(Data provided):
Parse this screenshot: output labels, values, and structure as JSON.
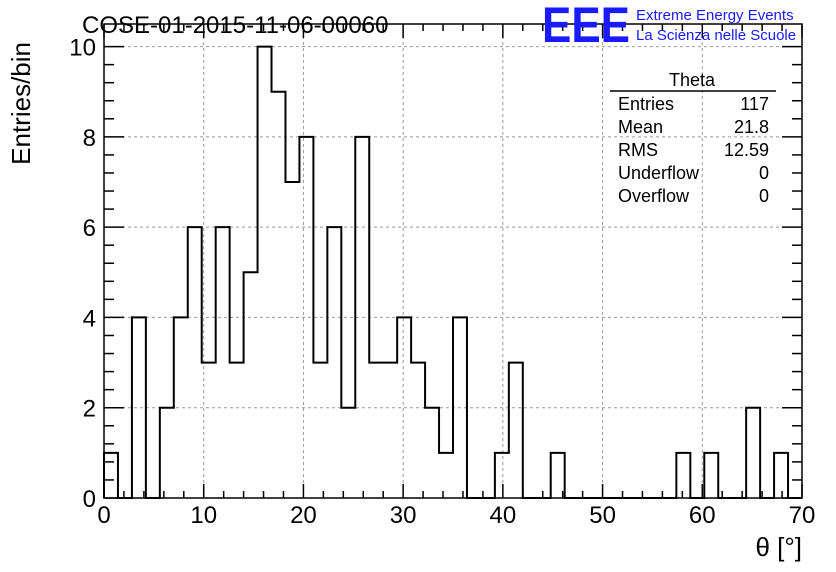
{
  "chart_data": {
    "type": "bar",
    "title": "COSE-01-2015-11-06-00060",
    "xlabel": "θ [°]",
    "ylabel": "Entries/bin",
    "xlim": [
      0,
      70
    ],
    "ylim": [
      0,
      10.5
    ],
    "bin_width": 1.4,
    "grid": true,
    "x_ticks": [
      "0",
      "10",
      "20",
      "30",
      "40",
      "50",
      "60",
      "70"
    ],
    "y_ticks": [
      "0",
      "2",
      "4",
      "6",
      "8",
      "10"
    ],
    "values": [
      1,
      0,
      4,
      0,
      2,
      4,
      6,
      3,
      6,
      3,
      5,
      10,
      9,
      7,
      8,
      3,
      6,
      2,
      8,
      3,
      3,
      4,
      3,
      2,
      1,
      4,
      0,
      0,
      1,
      3,
      0,
      0,
      1,
      0,
      0,
      0,
      0,
      0,
      0,
      0,
      0,
      1,
      0,
      1,
      0,
      0,
      2,
      0,
      1,
      0
    ]
  },
  "stats_box": {
    "title": "Theta",
    "rows": [
      {
        "label": "Entries",
        "value": "117"
      },
      {
        "label": "Mean",
        "value": "21.8"
      },
      {
        "label": "RMS",
        "value": "12.59"
      },
      {
        "label": "Underflow",
        "value": "0"
      },
      {
        "label": "Overflow",
        "value": "0"
      }
    ]
  },
  "logo": {
    "letters": "EEE",
    "line1": "Extreme Energy Events",
    "line2": "La Scienza nelle Scuole",
    "color": "#1a1aff"
  }
}
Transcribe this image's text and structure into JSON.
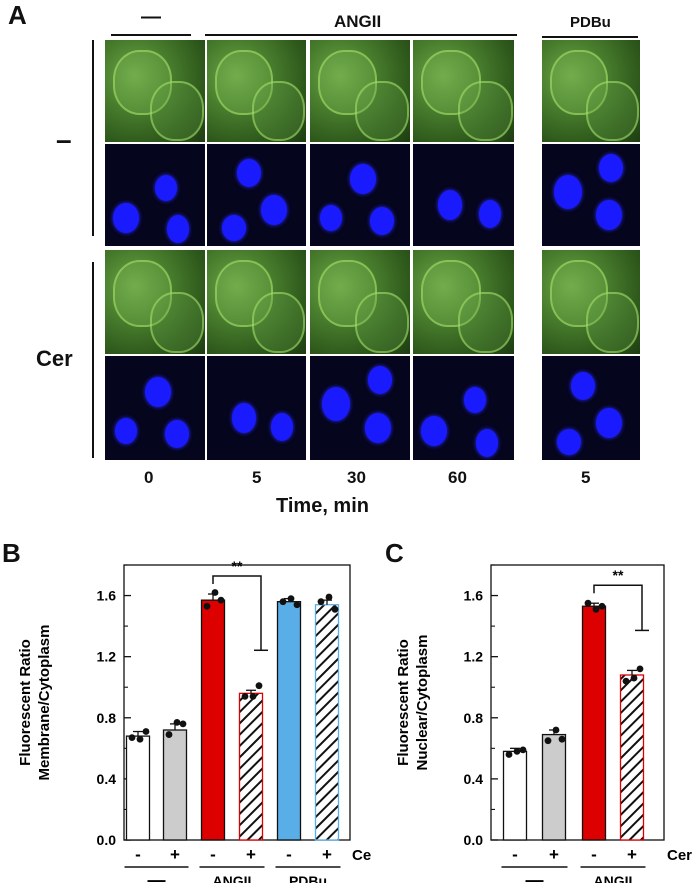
{
  "panel_a": {
    "label": "A",
    "headers": {
      "control": "—",
      "angii": "ANGII",
      "pdbu": "PDBu"
    },
    "row_labels": {
      "top": "–",
      "bottom": "Cer"
    },
    "time_ticks": [
      "0",
      "5",
      "30",
      "60",
      "5"
    ],
    "xlabel": "Time, min"
  },
  "panel_b": {
    "label": "B"
  },
  "panel_c": {
    "label": "C"
  },
  "chart_data": [
    {
      "type": "bar",
      "ylabel": "Fluorescent Ratio\nMembrane/Cytoplasm",
      "ylabel_lines": [
        "Fluorescent Ratio",
        "Membrane/Cytoplasm"
      ],
      "ylim": [
        0,
        1.8
      ],
      "yticks": [
        "0.0",
        "0.4",
        "0.8",
        "1.2",
        "1.6"
      ],
      "cer_labels": [
        "-",
        "+",
        "-",
        "+",
        "-",
        "+"
      ],
      "cer_axis_label": "Cer",
      "groups": [
        "—",
        "ANGII",
        "PDBu"
      ],
      "values": [
        0.68,
        0.72,
        1.57,
        0.96,
        1.56,
        1.54
      ],
      "errors": [
        0.03,
        0.04,
        0.04,
        0.02,
        0.02,
        0.03
      ],
      "points": [
        [
          0.67,
          0.66,
          0.71
        ],
        [
          0.69,
          0.77,
          0.76
        ],
        [
          1.53,
          1.62,
          1.57
        ],
        [
          0.94,
          0.94,
          1.01
        ],
        [
          1.56,
          1.58,
          1.54
        ],
        [
          1.56,
          1.59,
          1.51
        ]
      ],
      "colors": [
        "#ffffff",
        "#cccccc",
        "#dd0000",
        "#dd0000",
        "#5aaee8",
        "#5aaee8"
      ],
      "hatched": [
        false,
        false,
        false,
        true,
        false,
        true
      ],
      "significance": {
        "text": "**",
        "from": 2,
        "to": 3
      }
    },
    {
      "type": "bar",
      "ylabel": "Fluorescent Ratio\nNuclear/Cytoplasm",
      "ylabel_lines": [
        "Fluorescent Ratio",
        "Nuclear/Cytoplasm"
      ],
      "ylim": [
        0,
        1.8
      ],
      "yticks": [
        "0.0",
        "0.4",
        "0.8",
        "1.2",
        "1.6"
      ],
      "cer_labels": [
        "-",
        "+",
        "-",
        "+"
      ],
      "cer_axis_label": "Cer",
      "groups": [
        "—",
        "ANGII"
      ],
      "values": [
        0.58,
        0.69,
        1.53,
        1.08
      ],
      "errors": [
        0.02,
        0.03,
        0.02,
        0.03
      ],
      "points": [
        [
          0.56,
          0.58,
          0.59
        ],
        [
          0.65,
          0.72,
          0.66
        ],
        [
          1.55,
          1.51,
          1.53
        ],
        [
          1.04,
          1.06,
          1.12
        ]
      ],
      "colors": [
        "#ffffff",
        "#cccccc",
        "#dd0000",
        "#dd0000"
      ],
      "hatched": [
        false,
        false,
        false,
        true
      ],
      "significance": {
        "text": "**",
        "from": 2,
        "to": 3
      }
    }
  ]
}
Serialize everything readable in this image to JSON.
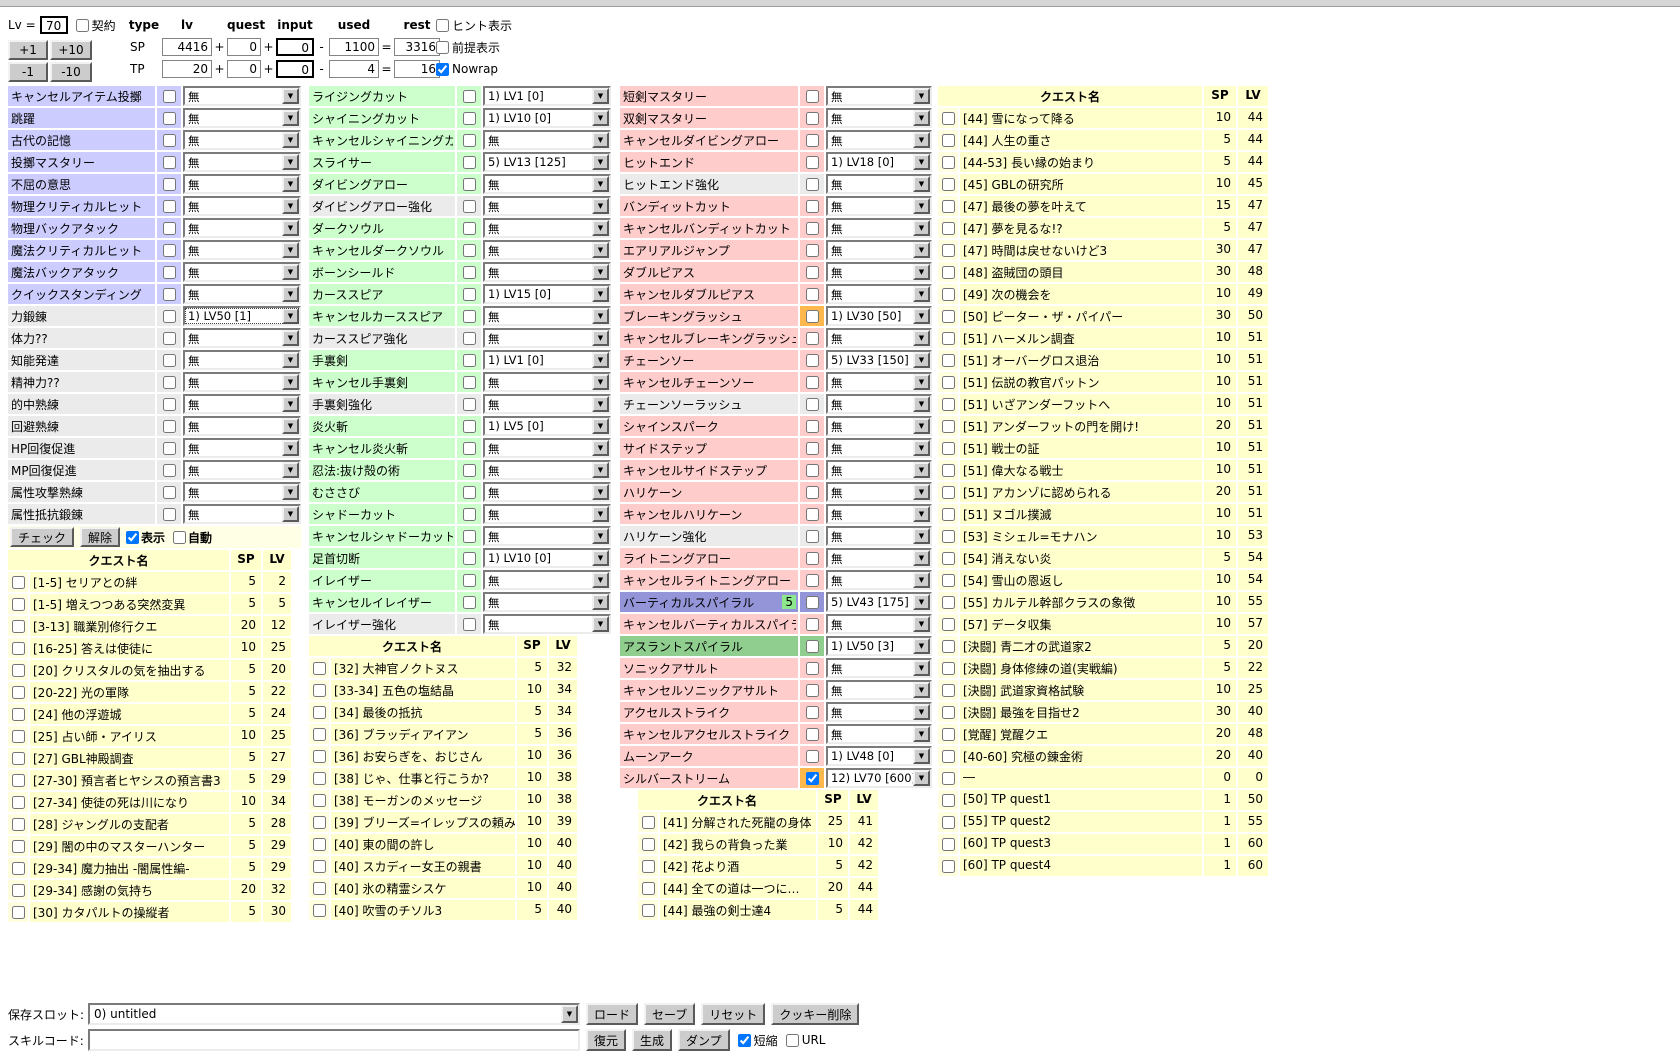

(What you will do): The data should be printed again unchanged; leave its pictures out.

(Task answer):
Parse this screenshot: output labels, values, and structure as JSON.
{
  "chart_data": {
    "type": "bar",
    "title": "COSE-01-2015-11-06-00060",
    "xlabel": "θ [°]",
    "ylabel": "Entries/bin",
    "xlim": [
      0,
      70
    ],
    "ylim": [
      0,
      10.5
    ],
    "bin_width": 1.4,
    "grid": true,
    "x_ticks": [
      "0",
      "10",
      "20",
      "30",
      "40",
      "50",
      "60",
      "70"
    ],
    "y_ticks": [
      "0",
      "2",
      "4",
      "6",
      "8",
      "10"
    ],
    "values": [
      1,
      0,
      4,
      0,
      2,
      4,
      6,
      3,
      6,
      3,
      5,
      10,
      9,
      7,
      8,
      3,
      6,
      2,
      8,
      3,
      3,
      4,
      3,
      2,
      1,
      4,
      0,
      0,
      1,
      3,
      0,
      0,
      1,
      0,
      0,
      0,
      0,
      0,
      0,
      0,
      0,
      1,
      0,
      1,
      0,
      0,
      2,
      0,
      1,
      0
    ]
  },
  "stats_box": {
    "title": "Theta",
    "rows": [
      {
        "label": "Entries",
        "value": "117"
      },
      {
        "label": "Mean",
        "value": "21.8"
      },
      {
        "label": "RMS",
        "value": "12.59"
      },
      {
        "label": "Underflow",
        "value": "0"
      },
      {
        "label": "Overflow",
        "value": "0"
      }
    ]
  },
  "logo": {
    "letters": "EEE",
    "line1": "Extreme Energy Events",
    "line2": "La Scienza nelle Scuole",
    "color": "#1a1aff"
  }
}
Transcribe this image's text and structure into JSON.
{
  "panel_a": {
    "label": "A",
    "headers": {
      "control": "—",
      "angii": "ANGII",
      "pdbu": "PDBu"
    },
    "row_labels": {
      "top": "–",
      "bottom": "Cer"
    },
    "time_ticks": [
      "0",
      "5",
      "30",
      "60",
      "5"
    ],
    "xlabel": "Time, min"
  },
  "panel_b": {
    "label": "B"
  },
  "panel_c": {
    "label": "C"
  },
  "chart_data": [
    {
      "type": "bar",
      "ylabel": "Fluorescent Ratio\nMembrane/Cytoplasm",
      "ylabel_lines": [
        "Fluorescent Ratio",
        "Membrane/Cytoplasm"
      ],
      "ylim": [
        0,
        1.8
      ],
      "yticks": [
        "0.0",
        "0.4",
        "0.8",
        "1.2",
        "1.6"
      ],
      "cer_labels": [
        "-",
        "+",
        "-",
        "+",
        "-",
        "+"
      ],
      "cer_axis_label": "Cer",
      "groups": [
        "—",
        "ANGII",
        "PDBu"
      ],
      "values": [
        0.68,
        0.72,
        1.57,
        0.96,
        1.56,
        1.54
      ],
      "errors": [
        0.03,
        0.04,
        0.04,
        0.02,
        0.02,
        0.03
      ],
      "points": [
        [
          0.67,
          0.66,
          0.71
        ],
        [
          0.69,
          0.77,
          0.76
        ],
        [
          1.53,
          1.62,
          1.57
        ],
        [
          0.94,
          0.94,
          1.01
        ],
        [
          1.56,
          1.58,
          1.54
        ],
        [
          1.56,
          1.59,
          1.51
        ]
      ],
      "colors": [
        "#ffffff",
        "#cccccc",
        "#dd0000",
        "#dd0000",
        "#5aaee8",
        "#5aaee8"
      ],
      "hatched": [
        false,
        false,
        false,
        true,
        false,
        true
      ],
      "significance": {
        "text": "**",
        "from": 2,
        "to": 3
      }
    },
    {
      "type": "bar",
      "ylabel": "Fluorescent Ratio\nNuclear/Cytoplasm",
      "ylabel_lines": [
        "Fluorescent Ratio",
        "Nuclear/Cytoplasm"
      ],
      "ylim": [
        0,
        1.8
      ],
      "yticks": [
        "0.0",
        "0.4",
        "0.8",
        "1.2",
        "1.6"
      ],
      "cer_labels": [
        "-",
        "+",
        "-",
        "+"
      ],
      "cer_axis_label": "Cer",
      "groups": [
        "—",
        "ANGII"
      ],
      "values": [
        0.58,
        0.69,
        1.53,
        1.08
      ],
      "errors": [
        0.02,
        0.03,
        0.02,
        0.03
      ],
      "points": [
        [
          0.56,
          0.58,
          0.59
        ],
        [
          0.65,
          0.72,
          0.66
        ],
        [
          1.55,
          1.51,
          1.53
        ],
        [
          1.04,
          1.06,
          1.12
        ]
      ],
      "colors": [
        "#ffffff",
        "#cccccc",
        "#dd0000",
        "#dd0000"
      ],
      "hatched": [
        false,
        false,
        false,
        true
      ],
      "significance": {
        "text": "**",
        "from": 2,
        "to": 3
      }
    }
  ]
}
Serialize everything readable in this image to JSON.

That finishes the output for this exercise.